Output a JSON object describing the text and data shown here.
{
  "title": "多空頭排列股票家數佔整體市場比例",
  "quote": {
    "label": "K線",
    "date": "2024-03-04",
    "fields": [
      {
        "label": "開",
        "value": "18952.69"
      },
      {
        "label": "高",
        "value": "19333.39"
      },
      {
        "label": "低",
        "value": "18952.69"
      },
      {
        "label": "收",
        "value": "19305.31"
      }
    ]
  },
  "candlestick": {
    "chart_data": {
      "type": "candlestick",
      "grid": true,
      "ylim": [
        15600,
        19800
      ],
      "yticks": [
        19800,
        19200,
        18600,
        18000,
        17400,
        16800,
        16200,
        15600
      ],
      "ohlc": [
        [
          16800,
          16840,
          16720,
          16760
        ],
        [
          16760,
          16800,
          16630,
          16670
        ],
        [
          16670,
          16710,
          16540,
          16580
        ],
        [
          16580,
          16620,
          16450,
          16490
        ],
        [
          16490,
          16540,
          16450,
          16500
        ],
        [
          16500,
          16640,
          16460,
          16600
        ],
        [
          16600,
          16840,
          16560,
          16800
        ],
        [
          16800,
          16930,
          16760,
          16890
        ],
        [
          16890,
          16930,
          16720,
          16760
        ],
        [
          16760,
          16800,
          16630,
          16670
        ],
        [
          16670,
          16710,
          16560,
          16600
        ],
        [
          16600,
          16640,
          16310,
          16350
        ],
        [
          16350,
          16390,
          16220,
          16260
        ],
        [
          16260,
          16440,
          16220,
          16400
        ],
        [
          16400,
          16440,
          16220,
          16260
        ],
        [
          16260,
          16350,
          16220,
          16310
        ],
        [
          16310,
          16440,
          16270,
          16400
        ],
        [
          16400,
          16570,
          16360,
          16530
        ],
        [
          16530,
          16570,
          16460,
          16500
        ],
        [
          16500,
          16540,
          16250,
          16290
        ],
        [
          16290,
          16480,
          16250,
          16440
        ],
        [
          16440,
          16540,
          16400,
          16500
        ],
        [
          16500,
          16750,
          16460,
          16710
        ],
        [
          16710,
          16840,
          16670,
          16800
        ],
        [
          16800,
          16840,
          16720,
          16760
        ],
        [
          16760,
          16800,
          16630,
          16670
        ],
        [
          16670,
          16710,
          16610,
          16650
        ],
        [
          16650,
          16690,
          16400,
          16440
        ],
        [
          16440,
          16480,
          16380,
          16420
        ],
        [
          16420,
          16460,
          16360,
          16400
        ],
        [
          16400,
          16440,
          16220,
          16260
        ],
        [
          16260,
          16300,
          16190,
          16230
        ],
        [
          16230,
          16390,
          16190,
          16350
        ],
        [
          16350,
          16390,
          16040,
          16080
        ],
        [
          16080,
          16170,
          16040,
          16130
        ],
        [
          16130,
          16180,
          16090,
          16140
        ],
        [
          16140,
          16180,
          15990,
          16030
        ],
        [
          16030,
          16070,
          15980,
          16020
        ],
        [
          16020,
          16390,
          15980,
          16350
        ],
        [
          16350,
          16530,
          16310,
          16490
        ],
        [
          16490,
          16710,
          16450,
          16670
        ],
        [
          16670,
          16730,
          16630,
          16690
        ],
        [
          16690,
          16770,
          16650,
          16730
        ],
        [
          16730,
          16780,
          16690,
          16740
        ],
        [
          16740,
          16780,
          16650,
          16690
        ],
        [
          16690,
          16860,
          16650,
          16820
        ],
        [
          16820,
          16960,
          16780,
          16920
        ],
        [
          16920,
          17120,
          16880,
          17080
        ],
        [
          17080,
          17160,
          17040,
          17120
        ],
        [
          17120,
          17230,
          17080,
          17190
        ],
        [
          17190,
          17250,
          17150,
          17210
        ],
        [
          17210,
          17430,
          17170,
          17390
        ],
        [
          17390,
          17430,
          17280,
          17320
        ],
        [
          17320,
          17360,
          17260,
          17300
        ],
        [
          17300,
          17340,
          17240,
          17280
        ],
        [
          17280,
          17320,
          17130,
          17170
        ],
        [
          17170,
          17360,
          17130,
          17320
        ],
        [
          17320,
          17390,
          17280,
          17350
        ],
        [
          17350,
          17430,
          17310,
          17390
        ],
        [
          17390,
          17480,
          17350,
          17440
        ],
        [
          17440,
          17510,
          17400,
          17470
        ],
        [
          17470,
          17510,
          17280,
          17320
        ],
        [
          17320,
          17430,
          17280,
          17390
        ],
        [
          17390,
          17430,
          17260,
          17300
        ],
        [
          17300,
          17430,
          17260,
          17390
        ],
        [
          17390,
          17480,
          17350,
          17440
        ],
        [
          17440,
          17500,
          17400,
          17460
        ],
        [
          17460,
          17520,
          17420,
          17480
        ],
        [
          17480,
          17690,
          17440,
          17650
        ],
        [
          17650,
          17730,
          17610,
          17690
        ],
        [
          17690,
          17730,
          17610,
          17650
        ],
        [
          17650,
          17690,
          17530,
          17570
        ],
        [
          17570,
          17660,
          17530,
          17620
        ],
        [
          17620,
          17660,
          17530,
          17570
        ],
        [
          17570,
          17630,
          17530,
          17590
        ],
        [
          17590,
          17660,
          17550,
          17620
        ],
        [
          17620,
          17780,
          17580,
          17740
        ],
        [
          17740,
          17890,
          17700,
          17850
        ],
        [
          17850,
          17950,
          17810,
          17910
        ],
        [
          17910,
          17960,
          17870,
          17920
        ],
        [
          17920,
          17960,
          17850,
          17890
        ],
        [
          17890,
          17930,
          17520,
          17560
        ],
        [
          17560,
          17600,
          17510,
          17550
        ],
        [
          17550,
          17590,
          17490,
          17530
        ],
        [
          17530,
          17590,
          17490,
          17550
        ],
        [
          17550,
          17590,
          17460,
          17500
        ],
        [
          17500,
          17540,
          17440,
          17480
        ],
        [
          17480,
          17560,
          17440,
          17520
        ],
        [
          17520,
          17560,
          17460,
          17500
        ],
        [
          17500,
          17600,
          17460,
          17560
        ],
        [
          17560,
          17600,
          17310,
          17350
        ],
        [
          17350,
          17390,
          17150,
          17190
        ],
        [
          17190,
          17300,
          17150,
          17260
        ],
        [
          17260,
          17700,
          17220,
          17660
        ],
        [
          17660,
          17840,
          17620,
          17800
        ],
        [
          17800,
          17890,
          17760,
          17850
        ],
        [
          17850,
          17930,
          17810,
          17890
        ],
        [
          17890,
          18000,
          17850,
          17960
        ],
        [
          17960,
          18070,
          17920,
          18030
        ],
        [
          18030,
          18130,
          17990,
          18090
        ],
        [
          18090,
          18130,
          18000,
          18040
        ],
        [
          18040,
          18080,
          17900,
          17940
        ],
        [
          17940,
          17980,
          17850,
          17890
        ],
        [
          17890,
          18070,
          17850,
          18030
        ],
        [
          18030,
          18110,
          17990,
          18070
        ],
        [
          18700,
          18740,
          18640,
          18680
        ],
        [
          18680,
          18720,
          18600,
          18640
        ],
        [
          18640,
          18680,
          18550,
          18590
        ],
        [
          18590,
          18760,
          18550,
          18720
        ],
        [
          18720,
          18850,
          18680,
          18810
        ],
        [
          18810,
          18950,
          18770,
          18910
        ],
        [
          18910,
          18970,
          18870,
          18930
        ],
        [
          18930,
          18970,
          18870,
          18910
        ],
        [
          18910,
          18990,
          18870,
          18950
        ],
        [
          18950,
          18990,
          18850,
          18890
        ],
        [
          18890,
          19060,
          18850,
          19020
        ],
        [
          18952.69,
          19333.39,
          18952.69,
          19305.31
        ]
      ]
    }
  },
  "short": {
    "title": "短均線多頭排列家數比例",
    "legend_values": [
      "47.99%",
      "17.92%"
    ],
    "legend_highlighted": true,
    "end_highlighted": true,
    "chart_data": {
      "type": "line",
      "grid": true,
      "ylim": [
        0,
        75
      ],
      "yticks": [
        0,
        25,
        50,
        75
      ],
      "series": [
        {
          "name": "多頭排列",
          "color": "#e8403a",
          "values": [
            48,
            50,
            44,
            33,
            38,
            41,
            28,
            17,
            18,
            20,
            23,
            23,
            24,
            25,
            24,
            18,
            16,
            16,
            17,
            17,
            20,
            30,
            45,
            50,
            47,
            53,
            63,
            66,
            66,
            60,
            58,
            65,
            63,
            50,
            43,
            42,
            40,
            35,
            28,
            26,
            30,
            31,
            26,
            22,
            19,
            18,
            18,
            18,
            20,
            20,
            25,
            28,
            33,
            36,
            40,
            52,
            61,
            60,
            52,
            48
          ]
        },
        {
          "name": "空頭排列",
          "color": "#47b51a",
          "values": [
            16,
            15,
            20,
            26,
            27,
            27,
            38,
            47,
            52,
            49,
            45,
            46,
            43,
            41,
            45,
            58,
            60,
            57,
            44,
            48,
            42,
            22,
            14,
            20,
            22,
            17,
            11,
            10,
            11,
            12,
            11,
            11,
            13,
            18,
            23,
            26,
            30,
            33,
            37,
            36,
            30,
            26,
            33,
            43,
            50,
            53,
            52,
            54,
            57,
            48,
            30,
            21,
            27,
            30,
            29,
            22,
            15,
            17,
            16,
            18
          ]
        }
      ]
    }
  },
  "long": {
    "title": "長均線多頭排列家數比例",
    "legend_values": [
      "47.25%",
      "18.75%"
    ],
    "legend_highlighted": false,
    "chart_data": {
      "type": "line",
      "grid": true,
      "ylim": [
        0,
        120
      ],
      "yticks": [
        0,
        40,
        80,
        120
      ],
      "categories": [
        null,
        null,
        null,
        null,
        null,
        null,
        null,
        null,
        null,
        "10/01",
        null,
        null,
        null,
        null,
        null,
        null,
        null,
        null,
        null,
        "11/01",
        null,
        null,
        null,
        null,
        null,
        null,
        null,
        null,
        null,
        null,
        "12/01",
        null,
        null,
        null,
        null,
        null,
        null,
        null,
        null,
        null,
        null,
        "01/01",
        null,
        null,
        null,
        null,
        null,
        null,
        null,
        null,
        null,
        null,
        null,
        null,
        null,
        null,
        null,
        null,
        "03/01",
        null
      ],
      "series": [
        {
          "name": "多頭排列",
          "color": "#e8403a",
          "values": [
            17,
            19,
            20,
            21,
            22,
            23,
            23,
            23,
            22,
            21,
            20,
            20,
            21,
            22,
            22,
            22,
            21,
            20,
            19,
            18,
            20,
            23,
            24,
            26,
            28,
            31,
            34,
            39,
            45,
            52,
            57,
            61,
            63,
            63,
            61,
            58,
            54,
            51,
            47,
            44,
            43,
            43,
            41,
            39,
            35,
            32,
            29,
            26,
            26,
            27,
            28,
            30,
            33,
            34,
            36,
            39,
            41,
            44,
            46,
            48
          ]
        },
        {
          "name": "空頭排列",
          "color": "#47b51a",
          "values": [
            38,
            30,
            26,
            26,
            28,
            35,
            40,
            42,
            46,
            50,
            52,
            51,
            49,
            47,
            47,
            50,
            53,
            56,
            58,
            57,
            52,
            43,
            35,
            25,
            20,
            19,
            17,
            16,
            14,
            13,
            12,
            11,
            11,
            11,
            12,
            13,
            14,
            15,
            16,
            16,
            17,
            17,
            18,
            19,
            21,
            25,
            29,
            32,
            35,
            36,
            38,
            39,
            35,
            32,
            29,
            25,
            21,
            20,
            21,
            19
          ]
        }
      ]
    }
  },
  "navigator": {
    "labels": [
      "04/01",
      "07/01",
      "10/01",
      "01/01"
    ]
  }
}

++++++++

DESCRIPTION OF THE TASK —
From the data, pick out every line that includes "title".

WORKED ANSWER —
  "title": "多空頭排列股票家數佔整體市場比例",
    "title": "短均線多頭排列家數比例",
    "title": "長均線多頭排列家數比例",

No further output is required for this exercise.